### Data provided
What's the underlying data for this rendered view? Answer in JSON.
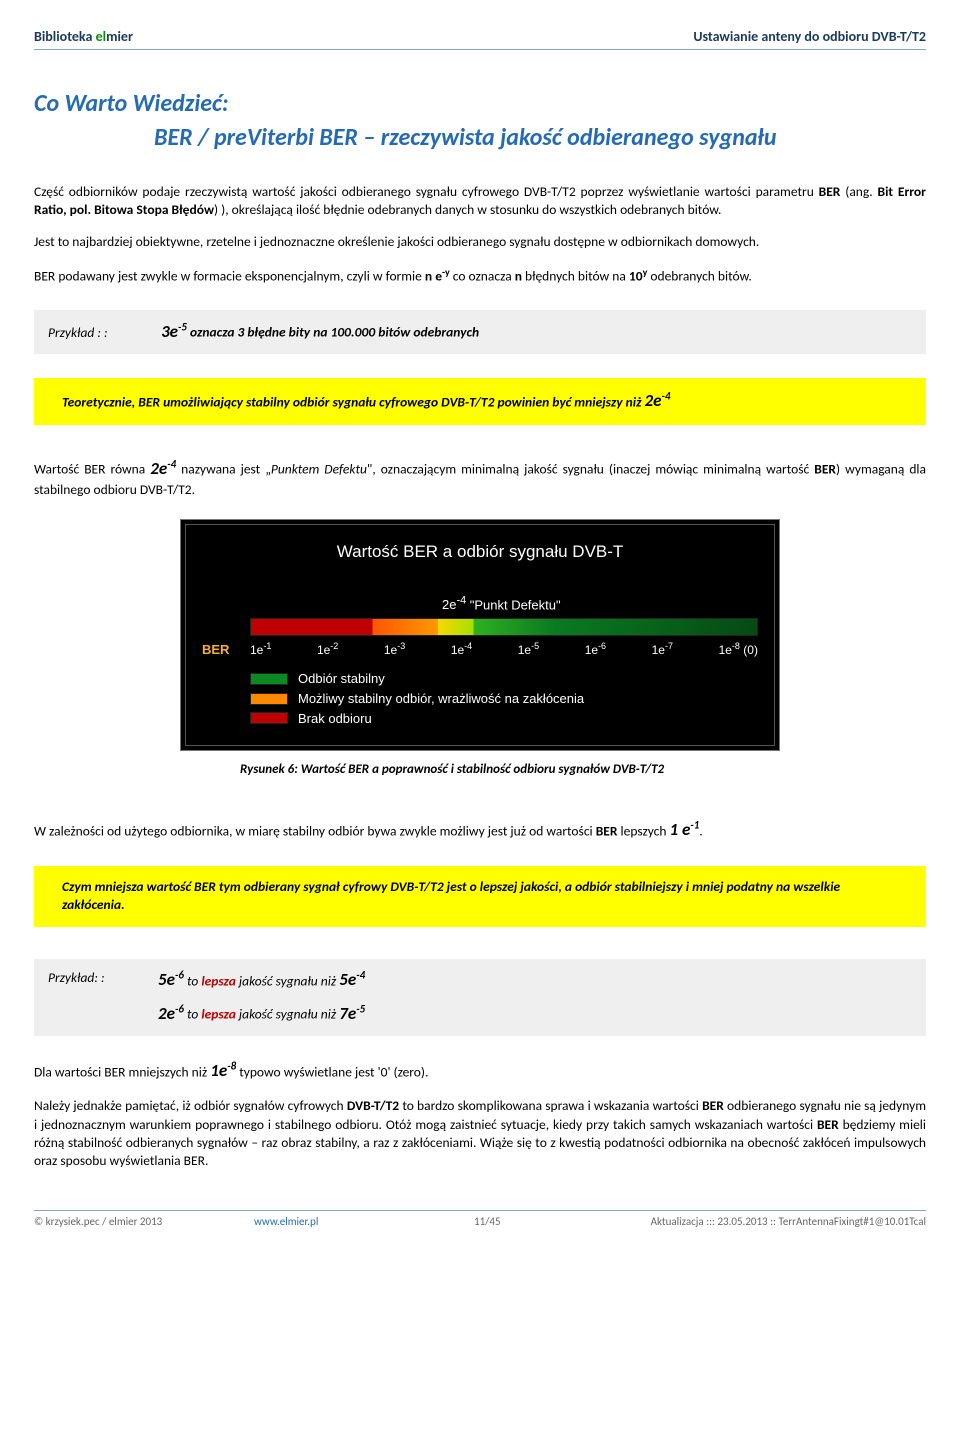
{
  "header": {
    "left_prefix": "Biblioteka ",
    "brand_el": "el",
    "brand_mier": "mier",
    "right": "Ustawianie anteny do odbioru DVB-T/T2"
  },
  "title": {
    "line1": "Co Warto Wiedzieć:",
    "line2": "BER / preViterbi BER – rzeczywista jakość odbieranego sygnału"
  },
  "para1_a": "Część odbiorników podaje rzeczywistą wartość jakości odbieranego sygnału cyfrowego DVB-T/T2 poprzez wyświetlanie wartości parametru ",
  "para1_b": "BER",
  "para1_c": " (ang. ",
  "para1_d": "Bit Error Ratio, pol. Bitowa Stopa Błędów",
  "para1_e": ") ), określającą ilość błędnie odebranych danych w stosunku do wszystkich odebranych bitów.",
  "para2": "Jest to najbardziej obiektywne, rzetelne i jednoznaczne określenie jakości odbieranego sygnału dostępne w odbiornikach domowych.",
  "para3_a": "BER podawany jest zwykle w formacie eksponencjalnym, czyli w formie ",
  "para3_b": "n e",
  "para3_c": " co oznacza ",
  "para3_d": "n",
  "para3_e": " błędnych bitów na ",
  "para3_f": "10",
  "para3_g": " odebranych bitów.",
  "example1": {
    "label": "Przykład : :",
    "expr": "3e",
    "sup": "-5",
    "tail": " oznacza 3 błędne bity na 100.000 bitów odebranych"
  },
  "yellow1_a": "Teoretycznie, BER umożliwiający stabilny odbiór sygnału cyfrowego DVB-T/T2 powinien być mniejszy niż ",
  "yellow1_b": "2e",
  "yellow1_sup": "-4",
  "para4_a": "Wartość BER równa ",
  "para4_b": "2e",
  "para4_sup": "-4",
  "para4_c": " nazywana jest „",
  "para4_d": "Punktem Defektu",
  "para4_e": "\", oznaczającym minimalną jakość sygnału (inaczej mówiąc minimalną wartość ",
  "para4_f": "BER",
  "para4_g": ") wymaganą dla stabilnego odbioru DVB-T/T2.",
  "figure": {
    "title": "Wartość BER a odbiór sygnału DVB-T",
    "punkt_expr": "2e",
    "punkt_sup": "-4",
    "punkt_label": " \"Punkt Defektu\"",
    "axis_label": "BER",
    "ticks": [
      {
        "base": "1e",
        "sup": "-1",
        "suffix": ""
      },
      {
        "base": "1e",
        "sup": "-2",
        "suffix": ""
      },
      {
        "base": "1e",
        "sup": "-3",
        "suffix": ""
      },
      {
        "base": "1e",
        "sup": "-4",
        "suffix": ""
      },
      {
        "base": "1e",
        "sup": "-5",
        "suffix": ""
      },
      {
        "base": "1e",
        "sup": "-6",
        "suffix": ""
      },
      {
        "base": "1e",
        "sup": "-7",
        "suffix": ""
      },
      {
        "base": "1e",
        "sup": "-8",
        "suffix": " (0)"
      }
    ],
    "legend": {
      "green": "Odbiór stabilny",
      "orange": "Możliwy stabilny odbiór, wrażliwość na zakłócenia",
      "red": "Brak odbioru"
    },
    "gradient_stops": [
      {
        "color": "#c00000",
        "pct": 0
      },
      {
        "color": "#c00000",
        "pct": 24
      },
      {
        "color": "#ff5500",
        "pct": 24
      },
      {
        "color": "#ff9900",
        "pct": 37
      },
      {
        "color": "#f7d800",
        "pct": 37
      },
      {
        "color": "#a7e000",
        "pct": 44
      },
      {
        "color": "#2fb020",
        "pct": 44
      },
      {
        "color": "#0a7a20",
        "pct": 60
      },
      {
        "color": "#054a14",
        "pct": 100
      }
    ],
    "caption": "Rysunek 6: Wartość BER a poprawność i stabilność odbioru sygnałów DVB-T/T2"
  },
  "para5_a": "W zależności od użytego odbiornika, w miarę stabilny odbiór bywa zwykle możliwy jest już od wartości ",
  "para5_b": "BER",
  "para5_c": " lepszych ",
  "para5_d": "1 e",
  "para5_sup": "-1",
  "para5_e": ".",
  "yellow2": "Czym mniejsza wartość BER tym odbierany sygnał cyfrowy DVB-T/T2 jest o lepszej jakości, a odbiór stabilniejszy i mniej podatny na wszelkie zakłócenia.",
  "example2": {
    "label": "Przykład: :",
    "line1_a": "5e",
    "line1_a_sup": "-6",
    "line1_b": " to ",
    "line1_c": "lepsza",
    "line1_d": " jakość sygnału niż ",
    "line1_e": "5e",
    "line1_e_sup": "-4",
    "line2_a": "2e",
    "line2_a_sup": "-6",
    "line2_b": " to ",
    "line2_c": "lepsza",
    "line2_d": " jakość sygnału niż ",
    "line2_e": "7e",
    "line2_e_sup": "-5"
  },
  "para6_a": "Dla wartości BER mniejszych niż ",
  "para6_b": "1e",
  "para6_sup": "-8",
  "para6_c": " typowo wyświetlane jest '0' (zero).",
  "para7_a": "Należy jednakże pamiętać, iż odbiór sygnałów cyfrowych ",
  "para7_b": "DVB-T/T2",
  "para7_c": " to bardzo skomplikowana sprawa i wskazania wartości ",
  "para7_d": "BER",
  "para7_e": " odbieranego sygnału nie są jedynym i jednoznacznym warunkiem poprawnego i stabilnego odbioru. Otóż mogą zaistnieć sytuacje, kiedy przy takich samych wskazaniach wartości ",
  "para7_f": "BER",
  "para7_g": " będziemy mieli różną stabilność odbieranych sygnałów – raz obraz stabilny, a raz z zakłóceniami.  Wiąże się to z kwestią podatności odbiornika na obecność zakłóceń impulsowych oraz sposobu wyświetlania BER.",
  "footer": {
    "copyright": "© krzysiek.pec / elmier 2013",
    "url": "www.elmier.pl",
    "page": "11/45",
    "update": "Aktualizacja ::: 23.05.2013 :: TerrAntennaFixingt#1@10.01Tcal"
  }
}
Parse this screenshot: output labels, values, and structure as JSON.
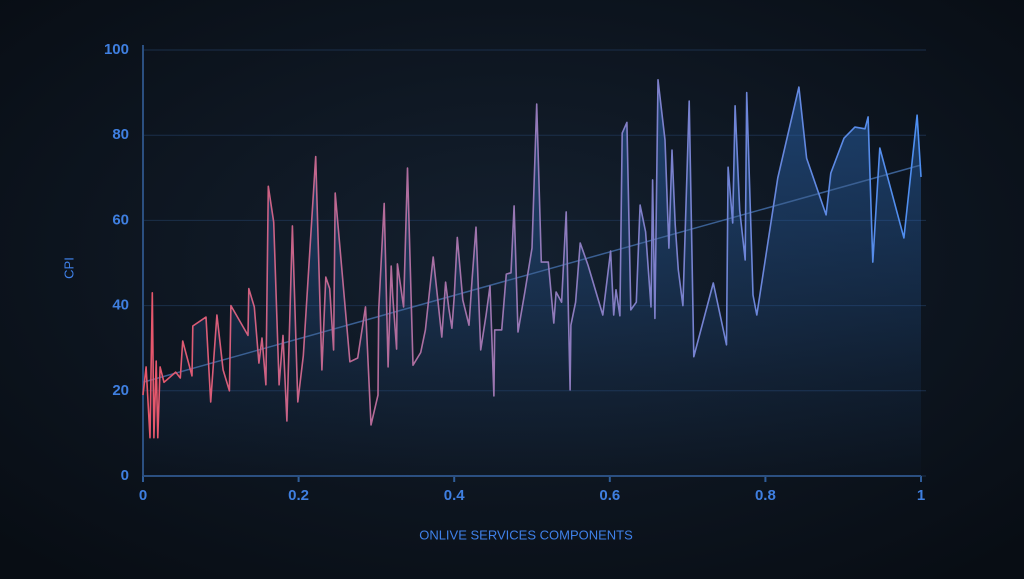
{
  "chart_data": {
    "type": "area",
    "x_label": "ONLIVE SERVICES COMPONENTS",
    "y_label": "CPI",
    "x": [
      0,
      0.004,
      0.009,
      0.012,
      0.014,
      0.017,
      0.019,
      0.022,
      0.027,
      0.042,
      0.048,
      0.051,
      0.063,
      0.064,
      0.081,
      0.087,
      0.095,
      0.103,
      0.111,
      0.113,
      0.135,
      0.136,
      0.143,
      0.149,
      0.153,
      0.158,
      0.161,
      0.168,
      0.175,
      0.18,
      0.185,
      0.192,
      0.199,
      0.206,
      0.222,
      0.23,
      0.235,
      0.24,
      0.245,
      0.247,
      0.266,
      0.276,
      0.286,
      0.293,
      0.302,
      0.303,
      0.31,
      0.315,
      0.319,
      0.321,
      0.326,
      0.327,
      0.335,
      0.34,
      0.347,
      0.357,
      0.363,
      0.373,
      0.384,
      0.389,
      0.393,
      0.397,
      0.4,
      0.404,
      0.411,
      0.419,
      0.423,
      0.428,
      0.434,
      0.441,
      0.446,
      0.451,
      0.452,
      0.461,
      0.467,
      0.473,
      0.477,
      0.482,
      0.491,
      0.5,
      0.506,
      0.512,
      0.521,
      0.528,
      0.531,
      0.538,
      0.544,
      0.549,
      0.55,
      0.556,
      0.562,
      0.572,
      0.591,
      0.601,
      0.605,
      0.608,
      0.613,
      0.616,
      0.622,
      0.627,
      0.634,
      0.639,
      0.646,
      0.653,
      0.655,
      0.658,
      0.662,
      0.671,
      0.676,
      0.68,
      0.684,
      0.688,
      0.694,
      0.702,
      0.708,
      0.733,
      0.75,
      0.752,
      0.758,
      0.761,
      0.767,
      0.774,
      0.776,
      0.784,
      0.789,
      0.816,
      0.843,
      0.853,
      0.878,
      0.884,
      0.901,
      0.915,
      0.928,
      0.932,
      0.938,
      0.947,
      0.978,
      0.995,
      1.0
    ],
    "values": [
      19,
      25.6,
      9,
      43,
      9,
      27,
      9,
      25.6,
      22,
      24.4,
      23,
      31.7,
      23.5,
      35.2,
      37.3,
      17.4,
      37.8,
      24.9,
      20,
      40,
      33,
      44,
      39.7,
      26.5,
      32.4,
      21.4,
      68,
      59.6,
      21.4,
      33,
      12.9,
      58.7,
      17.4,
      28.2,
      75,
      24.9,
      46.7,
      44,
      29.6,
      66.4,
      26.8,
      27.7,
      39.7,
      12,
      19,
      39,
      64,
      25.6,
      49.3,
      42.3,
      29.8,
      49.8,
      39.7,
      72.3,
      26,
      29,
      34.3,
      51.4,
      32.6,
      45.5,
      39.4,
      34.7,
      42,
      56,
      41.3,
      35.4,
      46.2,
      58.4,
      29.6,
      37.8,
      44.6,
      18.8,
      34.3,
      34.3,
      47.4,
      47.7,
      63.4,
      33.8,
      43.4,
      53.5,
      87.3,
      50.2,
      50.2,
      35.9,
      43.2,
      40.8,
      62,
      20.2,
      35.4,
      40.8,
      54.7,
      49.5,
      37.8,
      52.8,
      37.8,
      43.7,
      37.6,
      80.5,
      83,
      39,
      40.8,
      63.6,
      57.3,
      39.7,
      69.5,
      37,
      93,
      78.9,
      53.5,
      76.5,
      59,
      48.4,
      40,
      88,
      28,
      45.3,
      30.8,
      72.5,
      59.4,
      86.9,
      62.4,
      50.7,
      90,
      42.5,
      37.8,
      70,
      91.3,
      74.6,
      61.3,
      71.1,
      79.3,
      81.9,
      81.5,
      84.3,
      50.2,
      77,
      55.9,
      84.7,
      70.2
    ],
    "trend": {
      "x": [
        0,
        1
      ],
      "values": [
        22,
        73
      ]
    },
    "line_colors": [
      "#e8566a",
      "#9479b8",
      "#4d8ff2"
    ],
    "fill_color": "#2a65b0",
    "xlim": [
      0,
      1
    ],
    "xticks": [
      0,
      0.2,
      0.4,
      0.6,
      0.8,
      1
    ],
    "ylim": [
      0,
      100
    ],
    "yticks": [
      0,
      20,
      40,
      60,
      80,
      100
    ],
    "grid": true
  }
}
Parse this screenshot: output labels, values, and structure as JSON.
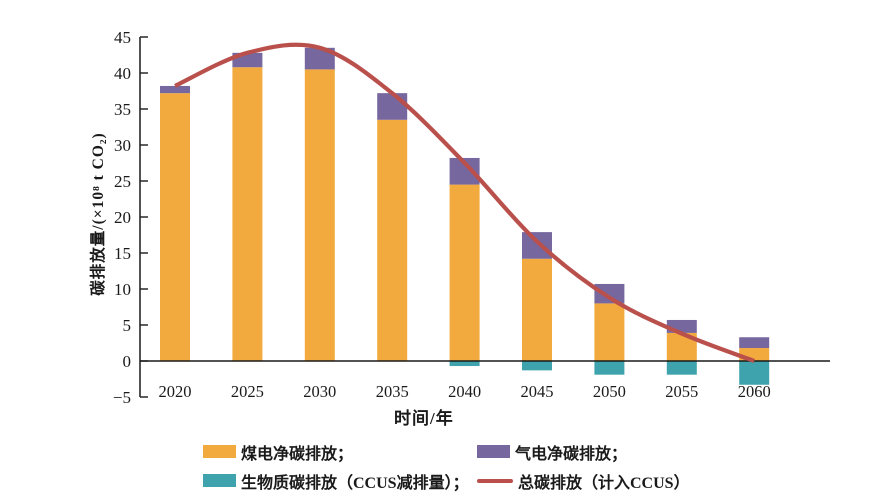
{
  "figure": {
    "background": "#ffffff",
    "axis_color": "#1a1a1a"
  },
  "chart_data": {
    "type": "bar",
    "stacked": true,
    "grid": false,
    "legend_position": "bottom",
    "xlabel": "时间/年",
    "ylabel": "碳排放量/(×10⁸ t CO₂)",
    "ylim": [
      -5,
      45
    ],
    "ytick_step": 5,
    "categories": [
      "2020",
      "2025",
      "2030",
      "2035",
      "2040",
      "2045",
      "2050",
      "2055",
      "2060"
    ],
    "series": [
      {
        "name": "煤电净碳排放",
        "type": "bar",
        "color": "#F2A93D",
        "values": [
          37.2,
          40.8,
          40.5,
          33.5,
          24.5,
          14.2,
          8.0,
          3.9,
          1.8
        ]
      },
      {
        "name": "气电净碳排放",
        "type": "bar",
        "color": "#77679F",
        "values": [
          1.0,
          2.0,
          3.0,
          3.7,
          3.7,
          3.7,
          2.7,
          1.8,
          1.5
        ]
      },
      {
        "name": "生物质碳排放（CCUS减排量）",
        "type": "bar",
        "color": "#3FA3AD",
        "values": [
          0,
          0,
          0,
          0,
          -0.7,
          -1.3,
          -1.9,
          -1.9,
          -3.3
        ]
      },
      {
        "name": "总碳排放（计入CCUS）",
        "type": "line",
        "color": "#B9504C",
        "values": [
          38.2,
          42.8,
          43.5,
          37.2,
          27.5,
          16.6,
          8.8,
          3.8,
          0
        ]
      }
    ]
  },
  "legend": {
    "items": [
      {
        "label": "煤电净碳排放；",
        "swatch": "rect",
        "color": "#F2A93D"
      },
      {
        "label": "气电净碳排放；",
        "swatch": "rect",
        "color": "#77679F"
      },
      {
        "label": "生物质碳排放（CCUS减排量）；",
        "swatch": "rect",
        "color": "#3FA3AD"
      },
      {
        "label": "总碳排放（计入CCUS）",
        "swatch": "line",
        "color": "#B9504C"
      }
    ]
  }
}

### Work to be completed
Check each line above for the word "odbioru", and copy the lines where it appears.

### Reply to the exercise
    "right": "Ustawianie anteny do odbioru DVB-T/T2"
  "para4_g": ") wymaganą dla stabilnego odbioru DVB-T/T2.",
      "red": "Brak odbioru"
    "caption": "Rysunek 6: Wartość BER a poprawność i stabilność odbioru sygnałów DVB-T/T2"
  "para7_e": " odbieranego sygnału nie są jedynym i jednoznacznym warunkiem poprawnego i stabilnego odbioru. Otóż mogą zaistnieć sytuacje, kiedy przy takich samych wskazaniach wartości ",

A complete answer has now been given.